Extracted data entries:
================
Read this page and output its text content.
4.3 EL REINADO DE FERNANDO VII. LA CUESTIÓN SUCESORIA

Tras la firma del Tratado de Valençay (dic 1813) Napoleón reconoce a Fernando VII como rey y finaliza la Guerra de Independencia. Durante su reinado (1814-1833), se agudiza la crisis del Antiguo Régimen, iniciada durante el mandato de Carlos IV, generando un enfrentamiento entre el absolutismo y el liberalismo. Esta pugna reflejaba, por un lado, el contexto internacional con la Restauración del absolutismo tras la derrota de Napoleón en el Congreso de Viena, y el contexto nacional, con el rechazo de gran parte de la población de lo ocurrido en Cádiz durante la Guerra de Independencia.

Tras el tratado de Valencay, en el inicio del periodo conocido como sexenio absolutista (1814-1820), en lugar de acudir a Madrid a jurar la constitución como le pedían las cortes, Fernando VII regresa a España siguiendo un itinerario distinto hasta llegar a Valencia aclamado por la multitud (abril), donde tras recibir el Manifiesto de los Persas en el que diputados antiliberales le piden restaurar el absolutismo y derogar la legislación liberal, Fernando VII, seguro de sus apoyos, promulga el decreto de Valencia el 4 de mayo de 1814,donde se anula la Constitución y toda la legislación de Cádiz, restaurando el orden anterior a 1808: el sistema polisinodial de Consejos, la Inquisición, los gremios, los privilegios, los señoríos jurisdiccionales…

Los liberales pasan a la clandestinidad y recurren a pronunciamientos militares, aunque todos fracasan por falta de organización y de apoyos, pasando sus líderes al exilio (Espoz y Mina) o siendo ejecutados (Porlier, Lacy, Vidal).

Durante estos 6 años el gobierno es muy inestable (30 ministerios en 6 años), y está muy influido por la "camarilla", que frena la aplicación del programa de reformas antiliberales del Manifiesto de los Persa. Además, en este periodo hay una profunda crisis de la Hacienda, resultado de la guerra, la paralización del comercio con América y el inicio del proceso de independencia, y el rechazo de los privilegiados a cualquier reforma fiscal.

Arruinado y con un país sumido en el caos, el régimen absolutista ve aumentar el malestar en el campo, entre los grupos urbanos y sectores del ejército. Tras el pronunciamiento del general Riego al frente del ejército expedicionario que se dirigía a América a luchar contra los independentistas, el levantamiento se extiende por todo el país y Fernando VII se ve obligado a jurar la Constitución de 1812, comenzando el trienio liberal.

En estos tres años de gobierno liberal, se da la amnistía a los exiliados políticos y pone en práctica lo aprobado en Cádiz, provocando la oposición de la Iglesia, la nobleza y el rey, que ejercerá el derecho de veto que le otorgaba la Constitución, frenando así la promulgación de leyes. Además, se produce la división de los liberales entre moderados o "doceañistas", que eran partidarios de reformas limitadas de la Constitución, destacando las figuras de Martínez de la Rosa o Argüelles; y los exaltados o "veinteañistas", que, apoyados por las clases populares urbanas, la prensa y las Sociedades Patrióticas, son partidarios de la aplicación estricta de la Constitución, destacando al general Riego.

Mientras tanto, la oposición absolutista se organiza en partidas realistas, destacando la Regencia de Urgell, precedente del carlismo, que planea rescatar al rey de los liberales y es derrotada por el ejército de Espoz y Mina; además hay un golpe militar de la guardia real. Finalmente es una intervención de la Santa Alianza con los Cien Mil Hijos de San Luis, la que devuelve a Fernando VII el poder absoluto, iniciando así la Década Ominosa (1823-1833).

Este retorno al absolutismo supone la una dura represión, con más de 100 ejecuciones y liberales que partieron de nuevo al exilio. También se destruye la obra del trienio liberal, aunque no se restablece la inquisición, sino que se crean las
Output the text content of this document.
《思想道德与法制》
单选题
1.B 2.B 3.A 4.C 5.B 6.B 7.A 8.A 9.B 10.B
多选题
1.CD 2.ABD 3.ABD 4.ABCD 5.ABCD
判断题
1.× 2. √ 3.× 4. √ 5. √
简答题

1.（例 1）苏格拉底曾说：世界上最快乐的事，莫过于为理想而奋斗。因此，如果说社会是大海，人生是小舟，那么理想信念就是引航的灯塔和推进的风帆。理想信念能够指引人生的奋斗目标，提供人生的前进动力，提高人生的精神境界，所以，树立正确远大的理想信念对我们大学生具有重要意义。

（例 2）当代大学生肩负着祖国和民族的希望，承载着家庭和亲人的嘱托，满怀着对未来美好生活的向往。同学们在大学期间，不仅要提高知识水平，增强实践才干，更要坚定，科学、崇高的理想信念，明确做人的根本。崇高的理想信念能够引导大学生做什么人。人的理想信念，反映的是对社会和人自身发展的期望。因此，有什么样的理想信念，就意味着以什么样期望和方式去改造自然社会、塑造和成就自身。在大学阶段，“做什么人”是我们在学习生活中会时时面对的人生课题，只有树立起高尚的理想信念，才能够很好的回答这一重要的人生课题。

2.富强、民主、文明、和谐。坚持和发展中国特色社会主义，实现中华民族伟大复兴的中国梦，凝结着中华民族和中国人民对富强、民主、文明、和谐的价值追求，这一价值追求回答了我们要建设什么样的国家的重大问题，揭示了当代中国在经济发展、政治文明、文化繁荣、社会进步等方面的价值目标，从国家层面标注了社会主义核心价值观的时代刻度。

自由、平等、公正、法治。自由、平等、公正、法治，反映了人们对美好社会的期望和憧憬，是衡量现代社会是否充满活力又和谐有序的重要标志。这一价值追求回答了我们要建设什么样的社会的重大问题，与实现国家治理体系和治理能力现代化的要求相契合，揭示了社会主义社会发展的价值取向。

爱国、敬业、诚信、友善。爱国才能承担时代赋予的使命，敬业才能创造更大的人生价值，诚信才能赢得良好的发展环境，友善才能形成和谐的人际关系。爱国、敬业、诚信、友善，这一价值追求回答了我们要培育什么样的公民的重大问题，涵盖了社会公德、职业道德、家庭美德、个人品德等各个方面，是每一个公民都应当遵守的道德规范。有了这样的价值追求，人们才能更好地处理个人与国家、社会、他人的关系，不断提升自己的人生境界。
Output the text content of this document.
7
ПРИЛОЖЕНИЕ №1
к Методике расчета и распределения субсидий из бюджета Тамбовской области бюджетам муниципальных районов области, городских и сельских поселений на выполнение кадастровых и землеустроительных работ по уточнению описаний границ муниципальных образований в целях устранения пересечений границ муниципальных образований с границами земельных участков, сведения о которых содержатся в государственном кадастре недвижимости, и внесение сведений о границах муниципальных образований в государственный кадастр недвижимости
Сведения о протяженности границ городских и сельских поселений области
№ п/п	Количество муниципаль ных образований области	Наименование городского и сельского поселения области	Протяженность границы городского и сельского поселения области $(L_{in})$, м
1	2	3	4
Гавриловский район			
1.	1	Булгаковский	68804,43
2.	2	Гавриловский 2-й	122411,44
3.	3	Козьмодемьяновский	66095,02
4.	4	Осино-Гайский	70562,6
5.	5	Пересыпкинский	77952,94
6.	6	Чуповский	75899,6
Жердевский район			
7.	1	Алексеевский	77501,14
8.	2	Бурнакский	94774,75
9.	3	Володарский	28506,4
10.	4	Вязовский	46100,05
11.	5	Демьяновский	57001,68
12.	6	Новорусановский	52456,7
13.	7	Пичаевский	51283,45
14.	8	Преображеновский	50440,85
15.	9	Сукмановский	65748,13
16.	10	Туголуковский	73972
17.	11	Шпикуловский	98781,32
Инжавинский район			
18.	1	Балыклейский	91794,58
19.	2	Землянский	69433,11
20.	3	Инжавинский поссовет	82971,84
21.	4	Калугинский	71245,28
================
EXERCISE AIM: Select every line of the material above holding the word "Инжавинский" and copy it.

SOLUTION TO THIS PROBLEM:
Инжавинский район			
20.	3	Инжавинский поссовет	82971,84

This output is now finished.